# [EXERCISE GOAL]
Each entry in the listing below should be restated word for word.

-- INPUT ROWS start --

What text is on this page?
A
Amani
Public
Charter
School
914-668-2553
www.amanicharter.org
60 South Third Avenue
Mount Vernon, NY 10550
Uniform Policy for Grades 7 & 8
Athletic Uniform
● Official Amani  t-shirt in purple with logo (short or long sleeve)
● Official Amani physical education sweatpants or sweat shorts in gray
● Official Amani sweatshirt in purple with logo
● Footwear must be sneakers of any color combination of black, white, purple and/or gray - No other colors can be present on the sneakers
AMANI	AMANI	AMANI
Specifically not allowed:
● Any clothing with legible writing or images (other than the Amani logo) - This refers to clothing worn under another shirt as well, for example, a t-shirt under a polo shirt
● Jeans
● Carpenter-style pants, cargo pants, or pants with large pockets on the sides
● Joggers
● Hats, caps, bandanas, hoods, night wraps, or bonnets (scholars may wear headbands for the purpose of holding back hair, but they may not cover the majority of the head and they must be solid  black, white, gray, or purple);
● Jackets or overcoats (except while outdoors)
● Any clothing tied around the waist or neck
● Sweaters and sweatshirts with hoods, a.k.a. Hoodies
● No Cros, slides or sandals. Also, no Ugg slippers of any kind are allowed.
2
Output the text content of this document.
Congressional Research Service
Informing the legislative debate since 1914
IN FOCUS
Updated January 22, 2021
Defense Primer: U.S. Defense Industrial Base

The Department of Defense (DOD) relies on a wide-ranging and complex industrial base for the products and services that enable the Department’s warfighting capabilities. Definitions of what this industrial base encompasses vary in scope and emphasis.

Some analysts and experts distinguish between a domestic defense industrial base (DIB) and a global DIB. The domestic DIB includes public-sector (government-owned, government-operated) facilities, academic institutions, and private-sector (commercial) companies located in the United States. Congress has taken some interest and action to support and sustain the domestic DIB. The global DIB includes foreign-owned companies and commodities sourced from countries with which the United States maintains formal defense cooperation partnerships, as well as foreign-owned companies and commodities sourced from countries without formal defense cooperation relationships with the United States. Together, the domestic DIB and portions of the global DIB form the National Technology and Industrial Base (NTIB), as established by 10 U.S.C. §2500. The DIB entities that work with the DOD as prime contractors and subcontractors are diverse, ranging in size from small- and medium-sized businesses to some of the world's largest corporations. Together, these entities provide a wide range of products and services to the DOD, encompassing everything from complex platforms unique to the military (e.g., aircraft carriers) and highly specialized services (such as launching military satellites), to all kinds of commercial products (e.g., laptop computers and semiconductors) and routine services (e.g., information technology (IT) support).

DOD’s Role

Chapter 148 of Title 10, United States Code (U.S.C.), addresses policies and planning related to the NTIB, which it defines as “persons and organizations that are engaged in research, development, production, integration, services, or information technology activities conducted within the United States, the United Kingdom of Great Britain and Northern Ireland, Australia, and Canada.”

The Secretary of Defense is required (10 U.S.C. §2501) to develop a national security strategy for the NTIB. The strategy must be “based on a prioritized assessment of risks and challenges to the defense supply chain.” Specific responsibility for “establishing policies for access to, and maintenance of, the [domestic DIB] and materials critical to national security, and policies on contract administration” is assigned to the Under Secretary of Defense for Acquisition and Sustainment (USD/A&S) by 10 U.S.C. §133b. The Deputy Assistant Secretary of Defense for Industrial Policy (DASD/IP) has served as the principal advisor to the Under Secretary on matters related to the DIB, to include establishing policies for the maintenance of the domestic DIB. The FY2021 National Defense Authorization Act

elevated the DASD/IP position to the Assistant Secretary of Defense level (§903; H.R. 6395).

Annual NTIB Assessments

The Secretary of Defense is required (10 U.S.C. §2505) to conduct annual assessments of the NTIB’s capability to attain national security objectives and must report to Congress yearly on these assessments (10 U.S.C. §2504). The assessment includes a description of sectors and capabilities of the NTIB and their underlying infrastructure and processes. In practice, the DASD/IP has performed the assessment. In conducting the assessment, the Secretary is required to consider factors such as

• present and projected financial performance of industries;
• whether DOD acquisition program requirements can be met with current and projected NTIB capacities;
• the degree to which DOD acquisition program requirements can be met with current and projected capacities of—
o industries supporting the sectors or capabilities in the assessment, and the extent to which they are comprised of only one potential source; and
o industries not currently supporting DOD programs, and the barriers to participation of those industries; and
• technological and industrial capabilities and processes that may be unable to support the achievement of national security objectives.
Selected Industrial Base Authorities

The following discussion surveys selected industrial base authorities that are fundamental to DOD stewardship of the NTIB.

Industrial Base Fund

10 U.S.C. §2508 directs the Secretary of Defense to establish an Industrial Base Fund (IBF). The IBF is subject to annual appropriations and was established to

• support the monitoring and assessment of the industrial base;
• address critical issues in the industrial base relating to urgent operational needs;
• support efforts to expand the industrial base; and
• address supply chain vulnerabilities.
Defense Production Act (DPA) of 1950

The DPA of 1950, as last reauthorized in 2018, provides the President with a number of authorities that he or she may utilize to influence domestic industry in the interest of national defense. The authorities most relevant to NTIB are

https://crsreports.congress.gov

-- INPUT ROWS end --

# [TASK OUTPUT]
What text is on this page?
A
Amani
Public
Charter
School
914-668-2553
www.amanicharter.org
60 South Third Avenue
Mount Vernon, NY 10550
Uniform Policy for Grades 7 & 8
Athletic Uniform
● Official Amani  t-shirt in purple with logo (short or long sleeve)
● Official Amani physical education sweatpants or sweat shorts in gray
● Official Amani sweatshirt in purple with logo
● Footwear must be sneakers of any color combination of black, white, purple and/or gray - No other colors can be present on the sneakers
AMANI	AMANI	AMANI
Specifically not allowed:
● Any clothing with legible writing or images (other than the Amani logo) - This refers to clothing worn under another shirt as well, for example, a t-shirt under a polo shirt
● Jeans
● Carpenter-style pants, cargo pants, or pants with large pockets on the sides
● Joggers
● Hats, caps, bandanas, hoods, night wraps, or bonnets (scholars may wear headbands for the purpose of holding back hair, but they may not cover the majority of the head and they must be solid  black, white, gray, or purple);
● Jackets or overcoats (except while outdoors)
● Any clothing tied around the waist or neck
● Sweaters and sweatshirts with hoods, a.k.a. Hoodies
● No Cros, slides or sandals. Also, no Ugg slippers of any kind are allowed.
2
Output the text content of this document.
Congressional Research Service
Informing the legislative debate since 1914
IN FOCUS
Updated January 22, 2021
Defense Primer: U.S. Defense Industrial Base

The Department of Defense (DOD) relies on a wide-ranging and complex industrial base for the products and services that enable the Department’s warfighting capabilities. Definitions of what this industrial base encompasses vary in scope and emphasis.

Some analysts and experts distinguish between a domestic defense industrial base (DIB) and a global DIB. The domestic DIB includes public-sector (government-owned, government-operated) facilities, academic institutions, and private-sector (commercial) companies located in the United States. Congress has taken some interest and action to support and sustain the domestic DIB. The global DIB includes foreign-owned companies and commodities sourced from countries with which the United States maintains formal defense cooperation partnerships, as well as foreign-owned companies and commodities sourced from countries without formal defense cooperation relationships with the United States. Together, the domestic DIB and portions of the global DIB form the National Technology and Industrial Base (NTIB), as established by 10 U.S.C. §2500. The DIB entities that work with the DOD as prime contractors and subcontractors are diverse, ranging in size from small- and medium-sized businesses to some of the world's largest corporations. Together, these entities provide a wide range of products and services to the DOD, encompassing everything from complex platforms unique to the military (e.g., aircraft carriers) and highly specialized services (such as launching military satellites), to all kinds of commercial products (e.g., laptop computers and semiconductors) and routine services (e.g., information technology (IT) support).

DOD’s Role

Chapter 148 of Title 10, United States Code (U.S.C.), addresses policies and planning related to the NTIB, which it defines as “persons and organizations that are engaged in research, development, production, integration, services, or information technology activities conducted within the United States, the United Kingdom of Great Britain and Northern Ireland, Australia, and Canada.”

The Secretary of Defense is required (10 U.S.C. §2501) to develop a national security strategy for the NTIB. The strategy must be “based on a prioritized assessment of risks and challenges to the defense supply chain.” Specific responsibility for “establishing policies for access to, and maintenance of, the [domestic DIB] and materials critical to national security, and policies on contract administration” is assigned to the Under Secretary of Defense for Acquisition and Sustainment (USD/A&S) by 10 U.S.C. §133b. The Deputy Assistant Secretary of Defense for Industrial Policy (DASD/IP) has served as the principal advisor to the Under Secretary on matters related to the DIB, to include establishing policies for the maintenance of the domestic DIB. The FY2021 National Defense Authorization Act

elevated the DASD/IP position to the Assistant Secretary of Defense level (§903; H.R. 6395).

Annual NTIB Assessments

The Secretary of Defense is required (10 U.S.C. §2505) to conduct annual assessments of the NTIB’s capability to attain national security objectives and must report to Congress yearly on these assessments (10 U.S.C. §2504). The assessment includes a description of sectors and capabilities of the NTIB and their underlying infrastructure and processes. In practice, the DASD/IP has performed the assessment. In conducting the assessment, the Secretary is required to consider factors such as

• present and projected financial performance of industries;
• whether DOD acquisition program requirements can be met with current and projected NTIB capacities;
• the degree to which DOD acquisition program requirements can be met with current and projected capacities of—
o industries supporting the sectors or capabilities in the assessment, and the extent to which they are comprised of only one potential source; and
o industries not currently supporting DOD programs, and the barriers to participation of those industries; and
• technological and industrial capabilities and processes that may be unable to support the achievement of national security objectives.
Selected Industrial Base Authorities

The following discussion surveys selected industrial base authorities that are fundamental to DOD stewardship of the NTIB.

Industrial Base Fund

10 U.S.C. §2508 directs the Secretary of Defense to establish an Industrial Base Fund (IBF). The IBF is subject to annual appropriations and was established to

• support the monitoring and assessment of the industrial base;
• address critical issues in the industrial base relating to urgent operational needs;
• support efforts to expand the industrial base; and
• address supply chain vulnerabilities.
Defense Production Act (DPA) of 1950

The DPA of 1950, as last reauthorized in 2018, provides the President with a number of authorities that he or she may utilize to influence domestic industry in the interest of national defense. The authorities most relevant to NTIB are

https://crsreports.congress.gov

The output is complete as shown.